» Requirements
Below is a listing; reproduce each line of it exactly.
──────
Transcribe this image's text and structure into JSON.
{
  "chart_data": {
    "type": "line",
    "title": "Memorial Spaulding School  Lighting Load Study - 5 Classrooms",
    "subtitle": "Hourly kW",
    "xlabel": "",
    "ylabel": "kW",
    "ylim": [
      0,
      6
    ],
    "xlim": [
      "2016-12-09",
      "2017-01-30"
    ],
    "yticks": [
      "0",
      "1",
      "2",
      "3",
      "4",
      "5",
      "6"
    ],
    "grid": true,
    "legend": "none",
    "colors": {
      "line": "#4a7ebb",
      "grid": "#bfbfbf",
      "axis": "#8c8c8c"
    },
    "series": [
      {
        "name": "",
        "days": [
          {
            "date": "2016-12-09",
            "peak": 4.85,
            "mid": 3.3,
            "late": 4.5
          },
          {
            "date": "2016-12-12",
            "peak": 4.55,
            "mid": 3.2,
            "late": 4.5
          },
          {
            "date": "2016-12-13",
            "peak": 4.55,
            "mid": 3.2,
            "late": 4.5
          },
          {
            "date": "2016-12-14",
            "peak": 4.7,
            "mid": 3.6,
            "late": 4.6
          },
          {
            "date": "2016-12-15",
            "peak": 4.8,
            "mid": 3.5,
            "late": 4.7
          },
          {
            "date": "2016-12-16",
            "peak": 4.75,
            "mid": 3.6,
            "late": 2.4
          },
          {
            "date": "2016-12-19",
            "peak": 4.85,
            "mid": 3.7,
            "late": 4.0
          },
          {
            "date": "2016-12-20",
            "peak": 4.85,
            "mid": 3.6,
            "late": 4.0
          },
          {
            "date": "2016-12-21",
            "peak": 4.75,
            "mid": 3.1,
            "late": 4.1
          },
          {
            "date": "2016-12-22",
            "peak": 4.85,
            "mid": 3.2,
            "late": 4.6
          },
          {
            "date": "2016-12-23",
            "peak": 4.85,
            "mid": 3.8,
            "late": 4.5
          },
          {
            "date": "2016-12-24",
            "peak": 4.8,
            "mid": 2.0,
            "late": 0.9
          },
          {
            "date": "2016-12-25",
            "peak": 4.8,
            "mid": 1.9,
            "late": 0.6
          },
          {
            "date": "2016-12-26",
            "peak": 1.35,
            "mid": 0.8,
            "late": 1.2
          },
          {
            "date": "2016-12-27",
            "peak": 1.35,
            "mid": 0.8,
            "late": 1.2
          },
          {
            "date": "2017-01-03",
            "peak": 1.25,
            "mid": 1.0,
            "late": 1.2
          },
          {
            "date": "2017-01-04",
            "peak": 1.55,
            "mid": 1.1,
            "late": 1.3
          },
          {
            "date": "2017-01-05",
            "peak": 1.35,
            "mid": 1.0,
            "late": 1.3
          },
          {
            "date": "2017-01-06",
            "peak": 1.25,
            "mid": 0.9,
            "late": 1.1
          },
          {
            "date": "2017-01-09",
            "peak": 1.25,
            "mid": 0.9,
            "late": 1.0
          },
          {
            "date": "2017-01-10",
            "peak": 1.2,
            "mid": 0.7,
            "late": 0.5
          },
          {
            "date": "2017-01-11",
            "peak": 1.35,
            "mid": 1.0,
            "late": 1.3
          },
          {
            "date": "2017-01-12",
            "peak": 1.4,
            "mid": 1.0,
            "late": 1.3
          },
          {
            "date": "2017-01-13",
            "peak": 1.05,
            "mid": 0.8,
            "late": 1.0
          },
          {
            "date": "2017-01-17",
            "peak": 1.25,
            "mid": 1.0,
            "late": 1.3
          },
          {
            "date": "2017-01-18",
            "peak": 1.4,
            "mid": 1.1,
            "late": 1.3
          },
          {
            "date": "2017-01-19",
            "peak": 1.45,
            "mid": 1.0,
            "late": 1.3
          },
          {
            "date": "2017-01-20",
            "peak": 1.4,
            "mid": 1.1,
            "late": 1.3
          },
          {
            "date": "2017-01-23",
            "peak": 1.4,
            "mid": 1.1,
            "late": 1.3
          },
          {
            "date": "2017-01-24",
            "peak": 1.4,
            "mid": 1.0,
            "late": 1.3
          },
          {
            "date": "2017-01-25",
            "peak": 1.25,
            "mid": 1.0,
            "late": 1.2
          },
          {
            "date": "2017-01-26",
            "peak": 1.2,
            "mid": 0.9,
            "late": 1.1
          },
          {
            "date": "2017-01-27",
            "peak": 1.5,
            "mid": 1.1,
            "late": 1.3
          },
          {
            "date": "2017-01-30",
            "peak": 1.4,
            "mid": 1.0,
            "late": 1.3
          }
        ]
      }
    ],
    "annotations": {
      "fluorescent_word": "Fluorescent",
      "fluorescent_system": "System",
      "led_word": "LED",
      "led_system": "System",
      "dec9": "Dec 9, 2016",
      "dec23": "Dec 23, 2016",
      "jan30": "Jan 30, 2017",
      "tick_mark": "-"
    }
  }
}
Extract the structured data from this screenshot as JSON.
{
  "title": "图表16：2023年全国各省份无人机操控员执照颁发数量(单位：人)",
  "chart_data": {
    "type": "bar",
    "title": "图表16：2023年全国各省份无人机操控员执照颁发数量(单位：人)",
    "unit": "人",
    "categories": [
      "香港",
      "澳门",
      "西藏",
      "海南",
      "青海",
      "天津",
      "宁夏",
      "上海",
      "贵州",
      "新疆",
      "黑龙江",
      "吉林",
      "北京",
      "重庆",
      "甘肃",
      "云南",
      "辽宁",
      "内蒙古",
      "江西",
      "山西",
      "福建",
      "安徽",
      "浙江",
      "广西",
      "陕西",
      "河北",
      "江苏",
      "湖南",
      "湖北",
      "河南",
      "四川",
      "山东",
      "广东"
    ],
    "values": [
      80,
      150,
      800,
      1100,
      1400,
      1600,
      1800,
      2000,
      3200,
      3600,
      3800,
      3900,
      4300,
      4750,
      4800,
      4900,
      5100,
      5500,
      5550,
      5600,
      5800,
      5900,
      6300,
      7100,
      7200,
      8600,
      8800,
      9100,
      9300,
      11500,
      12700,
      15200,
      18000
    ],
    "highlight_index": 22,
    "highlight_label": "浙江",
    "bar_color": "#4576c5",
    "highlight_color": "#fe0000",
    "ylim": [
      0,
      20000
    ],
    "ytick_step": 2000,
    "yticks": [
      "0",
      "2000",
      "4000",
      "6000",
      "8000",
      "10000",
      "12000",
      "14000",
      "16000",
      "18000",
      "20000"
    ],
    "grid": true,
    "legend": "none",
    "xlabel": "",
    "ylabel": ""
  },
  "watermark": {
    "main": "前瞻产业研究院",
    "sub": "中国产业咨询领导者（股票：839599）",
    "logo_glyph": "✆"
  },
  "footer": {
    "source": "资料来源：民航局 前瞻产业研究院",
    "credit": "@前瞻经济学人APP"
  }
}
──────
» Exercise response
Transcribe this image's text and structure into JSON.
{
  "chart_data": {
    "type": "line",
    "title": "Memorial Spaulding School  Lighting Load Study - 5 Classrooms",
    "subtitle": "Hourly kW",
    "xlabel": "",
    "ylabel": "kW",
    "ylim": [
      0,
      6
    ],
    "xlim": [
      "2016-12-09",
      "2017-01-30"
    ],
    "yticks": [
      "0",
      "1",
      "2",
      "3",
      "4",
      "5",
      "6"
    ],
    "grid": true,
    "legend": "none",
    "colors": {
      "line": "#4a7ebb",
      "grid": "#bfbfbf",
      "axis": "#8c8c8c"
    },
    "series": [
      {
        "name": "",
        "days": [
          {
            "date": "2016-12-09",
            "peak": 4.85,
            "mid": 3.3,
            "late": 4.5
          },
          {
            "date": "2016-12-12",
            "peak": 4.55,
            "mid": 3.2,
            "late": 4.5
          },
          {
            "date": "2016-12-13",
            "peak": 4.55,
            "mid": 3.2,
            "late": 4.5
          },
          {
            "date": "2016-12-14",
            "peak": 4.7,
            "mid": 3.6,
            "late": 4.6
          },
          {
            "date": "2016-12-15",
            "peak": 4.8,
            "mid": 3.5,
            "late": 4.7
          },
          {
            "date": "2016-12-16",
            "peak": 4.75,
            "mid": 3.6,
            "late": 2.4
          },
          {
            "date": "2016-12-19",
            "peak": 4.85,
            "mid": 3.7,
            "late": 4.0
          },
          {
            "date": "2016-12-20",
            "peak": 4.85,
            "mid": 3.6,
            "late": 4.0
          },
          {
            "date": "2016-12-21",
            "peak": 4.75,
            "mid": 3.1,
            "late": 4.1
          },
          {
            "date": "2016-12-22",
            "peak": 4.85,
            "mid": 3.2,
            "late": 4.6
          },
          {
            "date": "2016-12-23",
            "peak": 4.85,
            "mid": 3.8,
            "late": 4.5
          },
          {
            "date": "2016-12-24",
            "peak": 4.8,
            "mid": 2.0,
            "late": 0.9
          },
          {
            "date": "2016-12-25",
            "peak": 4.8,
            "mid": 1.9,
            "late": 0.6
          },
          {
            "date": "2016-12-26",
            "peak": 1.35,
            "mid": 0.8,
            "late": 1.2
          },
          {
            "date": "2016-12-27",
            "peak": 1.35,
            "mid": 0.8,
            "late": 1.2
          },
          {
            "date": "2017-01-03",
            "peak": 1.25,
            "mid": 1.0,
            "late": 1.2
          },
          {
            "date": "2017-01-04",
            "peak": 1.55,
            "mid": 1.1,
            "late": 1.3
          },
          {
            "date": "2017-01-05",
            "peak": 1.35,
            "mid": 1.0,
            "late": 1.3
          },
          {
            "date": "2017-01-06",
            "peak": 1.25,
            "mid": 0.9,
            "late": 1.1
          },
          {
            "date": "2017-01-09",
            "peak": 1.25,
            "mid": 0.9,
            "late": 1.0
          },
          {
            "date": "2017-01-10",
            "peak": 1.2,
            "mid": 0.7,
            "late": 0.5
          },
          {
            "date": "2017-01-11",
            "peak": 1.35,
            "mid": 1.0,
            "late": 1.3
          },
          {
            "date": "2017-01-12",
            "peak": 1.4,
            "mid": 1.0,
            "late": 1.3
          },
          {
            "date": "2017-01-13",
            "peak": 1.05,
            "mid": 0.8,
            "late": 1.0
          },
          {
            "date": "2017-01-17",
            "peak": 1.25,
            "mid": 1.0,
            "late": 1.3
          },
          {
            "date": "2017-01-18",
            "peak": 1.4,
            "mid": 1.1,
            "late": 1.3
          },
          {
            "date": "2017-01-19",
            "peak": 1.45,
            "mid": 1.0,
            "late": 1.3
          },
          {
            "date": "2017-01-20",
            "peak": 1.4,
            "mid": 1.1,
            "late": 1.3
          },
          {
            "date": "2017-01-23",
            "peak": 1.4,
            "mid": 1.1,
            "late": 1.3
          },
          {
            "date": "2017-01-24",
            "peak": 1.4,
            "mid": 1.0,
            "late": 1.3
          },
          {
            "date": "2017-01-25",
            "peak": 1.25,
            "mid": 1.0,
            "late": 1.2
          },
          {
            "date": "2017-01-26",
            "peak": 1.2,
            "mid": 0.9,
            "late": 1.1
          },
          {
            "date": "2017-01-27",
            "peak": 1.5,
            "mid": 1.1,
            "late": 1.3
          },
          {
            "date": "2017-01-30",
            "peak": 1.4,
            "mid": 1.0,
            "late": 1.3
          }
        ]
      }
    ],
    "annotations": {
      "fluorescent_word": "Fluorescent",
      "fluorescent_system": "System",
      "led_word": "LED",
      "led_system": "System",
      "dec9": "Dec 9, 2016",
      "dec23": "Dec 23, 2016",
      "jan30": "Jan 30, 2017",
      "tick_mark": "-"
    }
  }
}
Extract the structured data from this screenshot as JSON.
{
  "title": "图表16：2023年全国各省份无人机操控员执照颁发数量(单位：人)",
  "chart_data": {
    "type": "bar",
    "title": "图表16：2023年全国各省份无人机操控员执照颁发数量(单位：人)",
    "unit": "人",
    "categories": [
      "香港",
      "澳门",
      "西藏",
      "海南",
      "青海",
      "天津",
      "宁夏",
      "上海",
      "贵州",
      "新疆",
      "黑龙江",
      "吉林",
      "北京",
      "重庆",
      "甘肃",
      "云南",
      "辽宁",
      "内蒙古",
      "江西",
      "山西",
      "福建",
      "安徽",
      "浙江",
      "广西",
      "陕西",
      "河北",
      "江苏",
      "湖南",
      "湖北",
      "河南",
      "四川",
      "山东",
      "广东"
    ],
    "values": [
      80,
      150,
      800,
      1100,
      1400,
      1600,
      1800,
      2000,
      3200,
      3600,
      3800,
      3900,
      4300,
      4750,
      4800,
      4900,
      5100,
      5500,
      5550,
      5600,
      5800,
      5900,
      6300,
      7100,
      7200,
      8600,
      8800,
      9100,
      9300,
      11500,
      12700,
      15200,
      18000
    ],
    "highlight_index": 22,
    "highlight_label": "浙江",
    "bar_color": "#4576c5",
    "highlight_color": "#fe0000",
    "ylim": [
      0,
      20000
    ],
    "ytick_step": 2000,
    "yticks": [
      "0",
      "2000",
      "4000",
      "6000",
      "8000",
      "10000",
      "12000",
      "14000",
      "16000",
      "18000",
      "20000"
    ],
    "grid": true,
    "legend": "none",
    "xlabel": "",
    "ylabel": ""
  },
  "watermark": {
    "main": "前瞻产业研究院",
    "sub": "中国产业咨询领导者（股票：839599）",
    "logo_glyph": "✆"
  },
  "footer": {
    "source": "资料来源：民航局 前瞻产业研究院",
    "credit": "@前瞻经济学人APP"
  }
}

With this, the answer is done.